• _GOAL OF THE EXERCISE_
Copy out the listing in full, exactly as written, but not its pictures.

## START RAW DATA

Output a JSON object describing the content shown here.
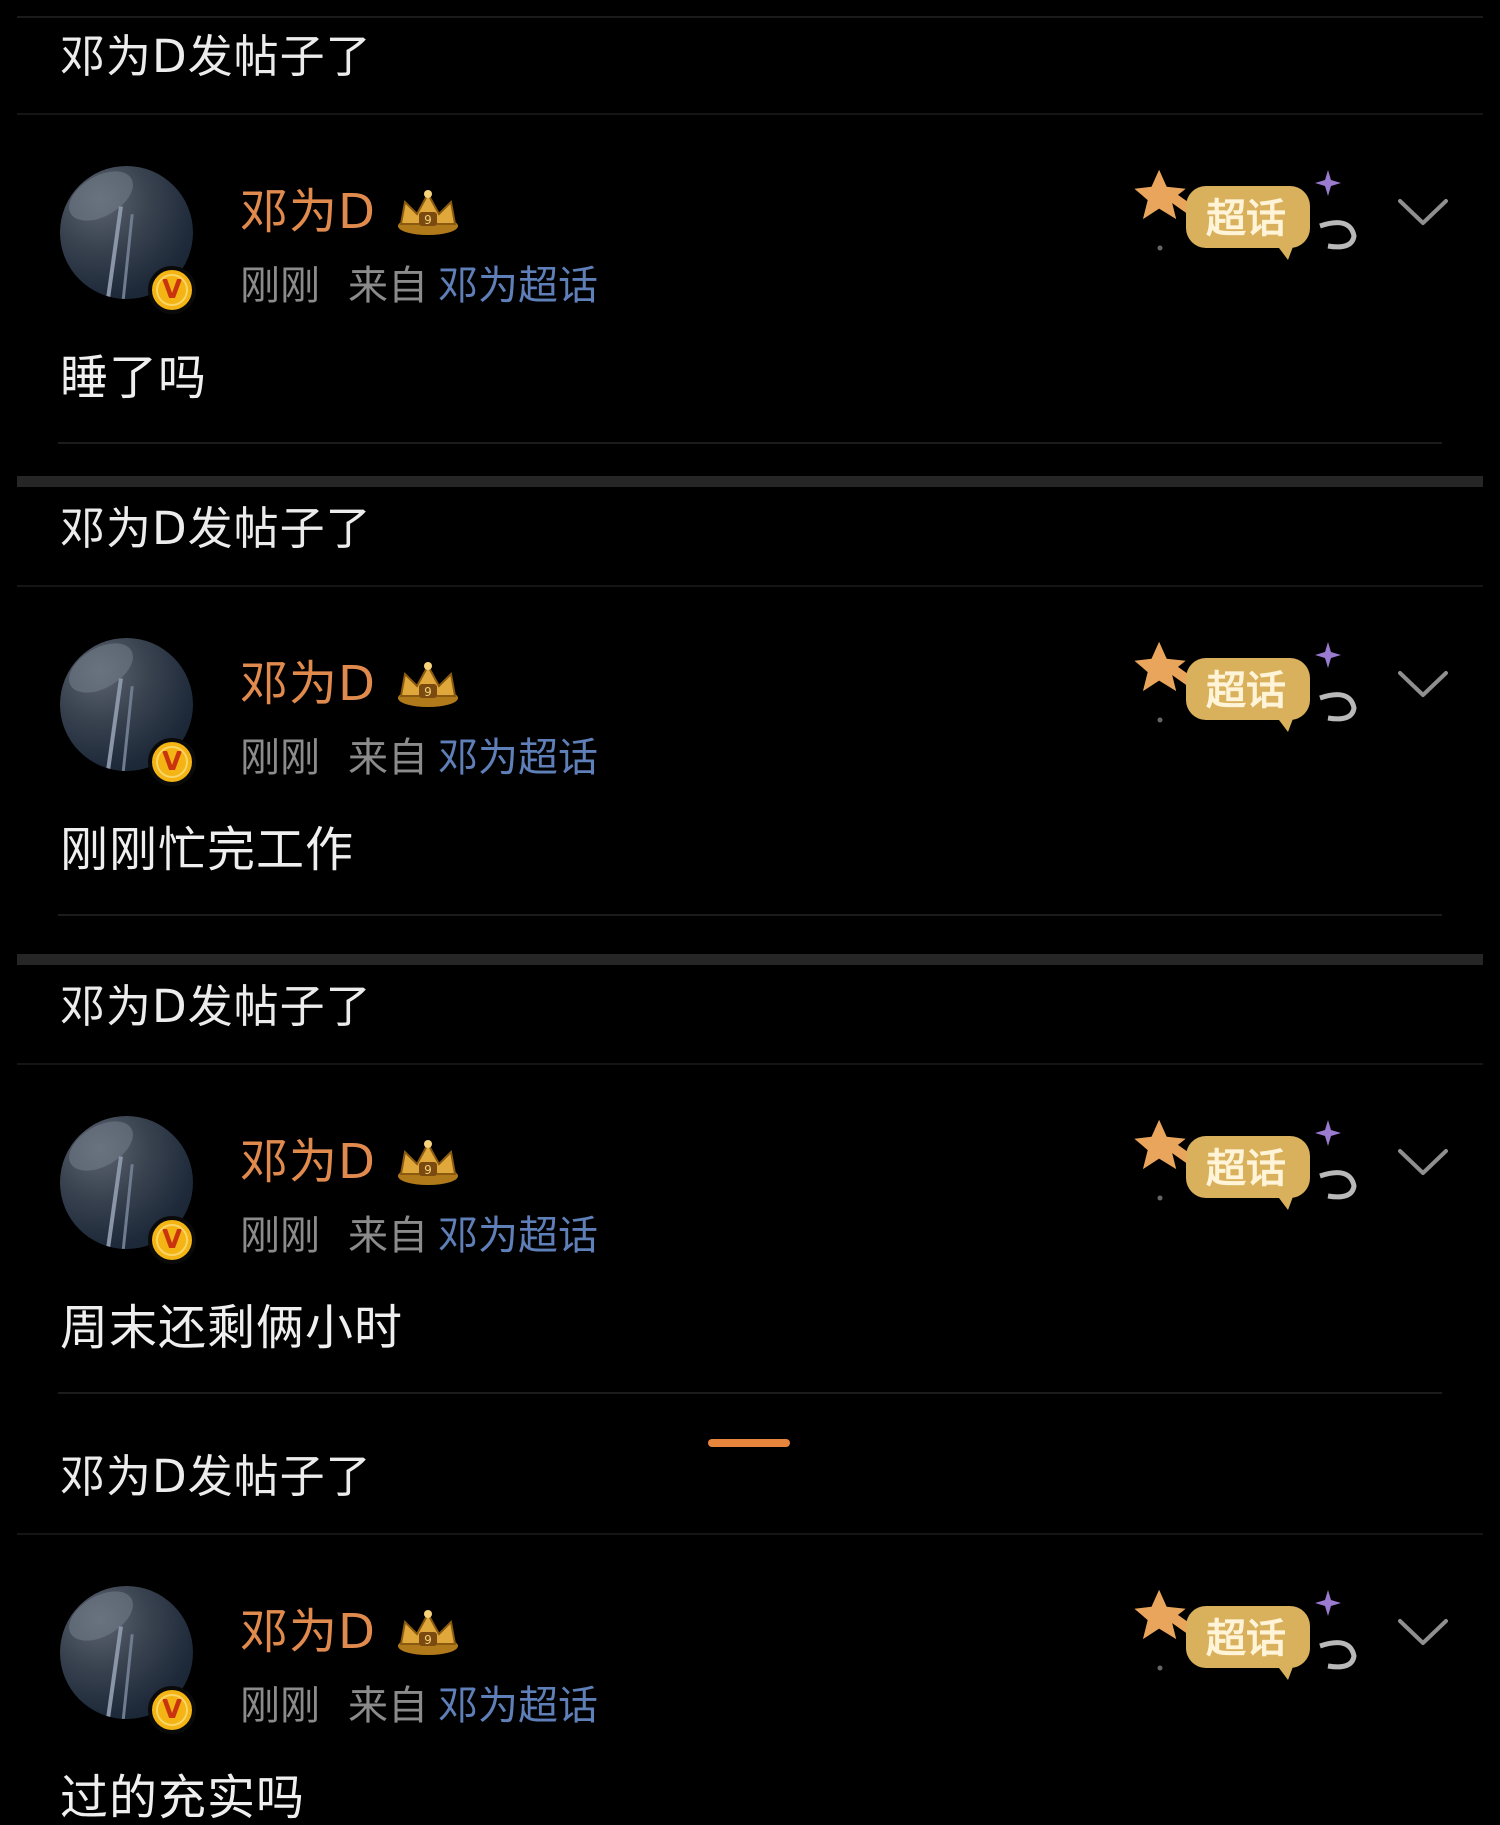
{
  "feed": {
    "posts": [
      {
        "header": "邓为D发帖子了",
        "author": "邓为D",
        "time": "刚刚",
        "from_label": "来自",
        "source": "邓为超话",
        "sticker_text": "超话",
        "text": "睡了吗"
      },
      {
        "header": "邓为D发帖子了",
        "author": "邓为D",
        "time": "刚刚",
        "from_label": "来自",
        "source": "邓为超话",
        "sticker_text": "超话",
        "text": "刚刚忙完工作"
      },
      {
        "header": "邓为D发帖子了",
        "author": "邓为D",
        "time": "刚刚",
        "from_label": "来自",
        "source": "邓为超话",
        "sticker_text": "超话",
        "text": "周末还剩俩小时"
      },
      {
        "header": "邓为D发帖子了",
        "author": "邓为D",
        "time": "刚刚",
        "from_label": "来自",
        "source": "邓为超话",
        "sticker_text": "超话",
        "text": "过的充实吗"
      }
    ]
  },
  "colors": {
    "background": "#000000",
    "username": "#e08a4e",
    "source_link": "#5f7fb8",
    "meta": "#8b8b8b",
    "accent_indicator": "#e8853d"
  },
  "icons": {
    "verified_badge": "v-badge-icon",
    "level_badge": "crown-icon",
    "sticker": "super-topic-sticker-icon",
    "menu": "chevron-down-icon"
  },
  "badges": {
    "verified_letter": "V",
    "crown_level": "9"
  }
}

## END RAW DATA

• _RESULT OF THE EXERCISE_
Output a JSON object describing the content shown here.
{
  "feed": {
    "posts": [
      {
        "header": "邓为D发帖子了",
        "author": "邓为D",
        "time": "刚刚",
        "from_label": "来自",
        "source": "邓为超话",
        "sticker_text": "超话",
        "text": "睡了吗"
      },
      {
        "header": "邓为D发帖子了",
        "author": "邓为D",
        "time": "刚刚",
        "from_label": "来自",
        "source": "邓为超话",
        "sticker_text": "超话",
        "text": "刚刚忙完工作"
      },
      {
        "header": "邓为D发帖子了",
        "author": "邓为D",
        "time": "刚刚",
        "from_label": "来自",
        "source": "邓为超话",
        "sticker_text": "超话",
        "text": "周末还剩俩小时"
      },
      {
        "header": "邓为D发帖子了",
        "author": "邓为D",
        "time": "刚刚",
        "from_label": "来自",
        "source": "邓为超话",
        "sticker_text": "超话",
        "text": "过的充实吗"
      }
    ]
  },
  "colors": {
    "background": "#000000",
    "username": "#e08a4e",
    "source_link": "#5f7fb8",
    "meta": "#8b8b8b",
    "accent_indicator": "#e8853d"
  },
  "icons": {
    "verified_badge": "v-badge-icon",
    "level_badge": "crown-icon",
    "sticker": "super-topic-sticker-icon",
    "menu": "chevron-down-icon"
  },
  "badges": {
    "verified_letter": "V",
    "crown_level": "9"
  }
}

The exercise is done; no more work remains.